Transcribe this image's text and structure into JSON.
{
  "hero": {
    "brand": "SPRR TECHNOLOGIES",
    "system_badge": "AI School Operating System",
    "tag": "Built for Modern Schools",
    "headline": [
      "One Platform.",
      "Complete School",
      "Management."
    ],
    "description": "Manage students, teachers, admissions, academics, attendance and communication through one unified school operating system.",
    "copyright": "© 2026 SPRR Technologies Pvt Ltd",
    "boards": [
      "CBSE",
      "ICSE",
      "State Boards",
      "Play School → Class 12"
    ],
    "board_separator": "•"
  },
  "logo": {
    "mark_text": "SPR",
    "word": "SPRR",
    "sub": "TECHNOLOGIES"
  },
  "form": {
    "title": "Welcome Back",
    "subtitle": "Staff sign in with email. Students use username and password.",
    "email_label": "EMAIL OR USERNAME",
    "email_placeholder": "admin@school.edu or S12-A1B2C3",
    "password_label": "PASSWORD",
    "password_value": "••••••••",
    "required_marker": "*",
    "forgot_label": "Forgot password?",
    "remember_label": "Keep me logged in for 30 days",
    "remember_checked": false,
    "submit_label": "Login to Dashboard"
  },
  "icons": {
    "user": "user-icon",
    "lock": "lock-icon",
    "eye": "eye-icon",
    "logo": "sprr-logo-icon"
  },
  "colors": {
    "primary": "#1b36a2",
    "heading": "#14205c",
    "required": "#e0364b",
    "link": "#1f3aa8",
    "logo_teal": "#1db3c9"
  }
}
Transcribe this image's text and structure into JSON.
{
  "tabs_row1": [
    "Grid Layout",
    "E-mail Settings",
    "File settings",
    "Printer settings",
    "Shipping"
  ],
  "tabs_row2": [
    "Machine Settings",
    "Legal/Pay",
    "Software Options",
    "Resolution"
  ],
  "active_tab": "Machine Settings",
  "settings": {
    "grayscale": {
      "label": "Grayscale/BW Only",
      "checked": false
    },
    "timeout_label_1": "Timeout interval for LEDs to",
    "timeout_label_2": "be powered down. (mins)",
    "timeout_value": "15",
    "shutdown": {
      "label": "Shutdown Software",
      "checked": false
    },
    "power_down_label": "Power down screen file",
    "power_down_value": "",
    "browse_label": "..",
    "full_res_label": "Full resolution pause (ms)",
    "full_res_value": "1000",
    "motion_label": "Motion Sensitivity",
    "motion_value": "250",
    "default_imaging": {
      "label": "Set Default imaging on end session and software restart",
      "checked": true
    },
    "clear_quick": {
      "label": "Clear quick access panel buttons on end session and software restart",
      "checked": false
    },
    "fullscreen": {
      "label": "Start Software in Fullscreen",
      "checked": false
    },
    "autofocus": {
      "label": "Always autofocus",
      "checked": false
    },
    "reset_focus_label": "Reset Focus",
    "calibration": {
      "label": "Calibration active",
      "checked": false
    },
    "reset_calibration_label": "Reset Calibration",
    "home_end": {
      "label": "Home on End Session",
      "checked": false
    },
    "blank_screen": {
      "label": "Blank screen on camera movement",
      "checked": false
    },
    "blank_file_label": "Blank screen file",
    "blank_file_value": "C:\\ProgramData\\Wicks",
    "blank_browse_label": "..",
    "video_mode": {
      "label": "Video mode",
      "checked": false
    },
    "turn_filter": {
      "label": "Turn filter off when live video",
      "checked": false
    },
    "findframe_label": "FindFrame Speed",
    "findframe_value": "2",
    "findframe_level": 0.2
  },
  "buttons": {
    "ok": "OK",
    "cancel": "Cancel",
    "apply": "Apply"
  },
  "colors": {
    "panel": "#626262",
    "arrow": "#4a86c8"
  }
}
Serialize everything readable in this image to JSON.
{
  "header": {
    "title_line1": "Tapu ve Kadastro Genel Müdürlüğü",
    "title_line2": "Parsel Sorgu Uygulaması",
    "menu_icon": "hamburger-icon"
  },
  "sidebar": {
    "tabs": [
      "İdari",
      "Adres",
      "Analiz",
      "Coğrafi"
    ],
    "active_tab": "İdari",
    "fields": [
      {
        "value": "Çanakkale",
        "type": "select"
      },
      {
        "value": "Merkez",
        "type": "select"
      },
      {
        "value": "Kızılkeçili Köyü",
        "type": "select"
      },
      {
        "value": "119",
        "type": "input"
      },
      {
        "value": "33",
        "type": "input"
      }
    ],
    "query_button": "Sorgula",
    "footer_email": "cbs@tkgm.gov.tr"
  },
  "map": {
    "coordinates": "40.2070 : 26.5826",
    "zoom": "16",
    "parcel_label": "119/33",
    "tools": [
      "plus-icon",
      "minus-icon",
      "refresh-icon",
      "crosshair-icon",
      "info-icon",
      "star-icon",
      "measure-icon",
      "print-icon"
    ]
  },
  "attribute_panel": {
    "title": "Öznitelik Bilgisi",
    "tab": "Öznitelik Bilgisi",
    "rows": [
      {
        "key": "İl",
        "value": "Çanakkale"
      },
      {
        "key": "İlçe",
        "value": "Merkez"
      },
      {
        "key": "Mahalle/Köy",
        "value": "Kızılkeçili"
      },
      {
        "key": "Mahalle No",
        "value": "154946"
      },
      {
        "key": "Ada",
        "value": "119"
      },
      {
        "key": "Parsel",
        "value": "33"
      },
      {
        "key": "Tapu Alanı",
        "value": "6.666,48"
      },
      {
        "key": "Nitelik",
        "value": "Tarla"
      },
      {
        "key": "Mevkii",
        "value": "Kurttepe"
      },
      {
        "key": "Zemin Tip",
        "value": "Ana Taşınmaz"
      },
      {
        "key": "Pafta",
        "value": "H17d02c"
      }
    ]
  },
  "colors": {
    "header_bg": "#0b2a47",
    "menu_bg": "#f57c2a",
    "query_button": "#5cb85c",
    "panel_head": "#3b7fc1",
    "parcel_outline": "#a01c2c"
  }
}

● ● ● ● ● ● ●

▶ **Stated goal**
Extract each line of the material exactly as it stands.

▶ **Written response**
Transcribe this image's text and structure into JSON.
{
  "hero": {
    "brand": "SPRR TECHNOLOGIES",
    "system_badge": "AI School Operating System",
    "tag": "Built for Modern Schools",
    "headline": [
      "One Platform.",
      "Complete School",
      "Management."
    ],
    "description": "Manage students, teachers, admissions, academics, attendance and communication through one unified school operating system.",
    "copyright": "© 2026 SPRR Technologies Pvt Ltd",
    "boards": [
      "CBSE",
      "ICSE",
      "State Boards",
      "Play School → Class 12"
    ],
    "board_separator": "•"
  },
  "logo": {
    "mark_text": "SPR",
    "word": "SPRR",
    "sub": "TECHNOLOGIES"
  },
  "form": {
    "title": "Welcome Back",
    "subtitle": "Staff sign in with email. Students use username and password.",
    "email_label": "EMAIL OR USERNAME",
    "email_placeholder": "admin@school.edu or S12-A1B2C3",
    "password_label": "PASSWORD",
    "password_value": "••••••••",
    "required_marker": "*",
    "forgot_label": "Forgot password?",
    "remember_label": "Keep me logged in for 30 days",
    "remember_checked": false,
    "submit_label": "Login to Dashboard"
  },
  "icons": {
    "user": "user-icon",
    "lock": "lock-icon",
    "eye": "eye-icon",
    "logo": "sprr-logo-icon"
  },
  "colors": {
    "primary": "#1b36a2",
    "heading": "#14205c",
    "required": "#e0364b",
    "link": "#1f3aa8",
    "logo_teal": "#1db3c9"
  }
}
Transcribe this image's text and structure into JSON.
{
  "tabs_row1": [
    "Grid Layout",
    "E-mail Settings",
    "File settings",
    "Printer settings",
    "Shipping"
  ],
  "tabs_row2": [
    "Machine Settings",
    "Legal/Pay",
    "Software Options",
    "Resolution"
  ],
  "active_tab": "Machine Settings",
  "settings": {
    "grayscale": {
      "label": "Grayscale/BW Only",
      "checked": false
    },
    "timeout_label_1": "Timeout interval for LEDs to",
    "timeout_label_2": "be powered down. (mins)",
    "timeout_value": "15",
    "shutdown": {
      "label": "Shutdown Software",
      "checked": false
    },
    "power_down_label": "Power down screen file",
    "power_down_value": "",
    "browse_label": "..",
    "full_res_label": "Full resolution pause (ms)",
    "full_res_value": "1000",
    "motion_label": "Motion Sensitivity",
    "motion_value": "250",
    "default_imaging": {
      "label": "Set Default imaging on end session and software restart",
      "checked": true
    },
    "clear_quick": {
      "label": "Clear quick access panel buttons on end session and software restart",
      "checked": false
    },
    "fullscreen": {
      "label": "Start Software in Fullscreen",
      "checked": false
    },
    "autofocus": {
      "label": "Always autofocus",
      "checked": false
    },
    "reset_focus_label": "Reset Focus",
    "calibration": {
      "label": "Calibration active",
      "checked": false
    },
    "reset_calibration_label": "Reset Calibration",
    "home_end": {
      "label": "Home on End Session",
      "checked": false
    },
    "blank_screen": {
      "label": "Blank screen on camera movement",
      "checked": false
    },
    "blank_file_label": "Blank screen file",
    "blank_file_value": "C:\\ProgramData\\Wicks",
    "blank_browse_label": "..",
    "video_mode": {
      "label": "Video mode",
      "checked": false
    },
    "turn_filter": {
      "label": "Turn filter off when live video",
      "checked": false
    },
    "findframe_label": "FindFrame Speed",
    "findframe_value": "2",
    "findframe_level": 0.2
  },
  "buttons": {
    "ok": "OK",
    "cancel": "Cancel",
    "apply": "Apply"
  },
  "colors": {
    "panel": "#626262",
    "arrow": "#4a86c8"
  }
}
Serialize everything readable in this image to JSON.
{
  "header": {
    "title_line1": "Tapu ve Kadastro Genel Müdürlüğü",
    "title_line2": "Parsel Sorgu Uygulaması",
    "menu_icon": "hamburger-icon"
  },
  "sidebar": {
    "tabs": [
      "İdari",
      "Adres",
      "Analiz",
      "Coğrafi"
    ],
    "active_tab": "İdari",
    "fields": [
      {
        "value": "Çanakkale",
        "type": "select"
      },
      {
        "value": "Merkez",
        "type": "select"
      },
      {
        "value": "Kızılkeçili Köyü",
        "type": "select"
      },
      {
        "value": "119",
        "type": "input"
      },
      {
        "value": "33",
        "type": "input"
      }
    ],
    "query_button": "Sorgula",
    "footer_email": "cbs@tkgm.gov.tr"
  },
  "map": {
    "coordinates": "40.2070 : 26.5826",
    "zoom": "16",
    "parcel_label": "119/33",
    "tools": [
      "plus-icon",
      "minus-icon",
      "refresh-icon",
      "crosshair-icon",
      "info-icon",
      "star-icon",
      "measure-icon",
      "print-icon"
    ]
  },
  "attribute_panel": {
    "title": "Öznitelik Bilgisi",
    "tab": "Öznitelik Bilgisi",
    "rows": [
      {
        "key": "İl",
        "value": "Çanakkale"
      },
      {
        "key": "İlçe",
        "value": "Merkez"
      },
      {
        "key": "Mahalle/Köy",
        "value": "Kızılkeçili"
      },
      {
        "key": "Mahalle No",
        "value": "154946"
      },
      {
        "key": "Ada",
        "value": "119"
      },
      {
        "key": "Parsel",
        "value": "33"
      },
      {
        "key": "Tapu Alanı",
        "value": "6.666,48"
      },
      {
        "key": "Nitelik",
        "value": "Tarla"
      },
      {
        "key": "Mevkii",
        "value": "Kurttepe"
      },
      {
        "key": "Zemin Tip",
        "value": "Ana Taşınmaz"
      },
      {
        "key": "Pafta",
        "value": "H17d02c"
      }
    ]
  },
  "colors": {
    "header_bg": "#0b2a47",
    "menu_bg": "#f57c2a",
    "query_button": "#5cb85c",
    "panel_head": "#3b7fc1",
    "parcel_outline": "#a01c2c"
  }
}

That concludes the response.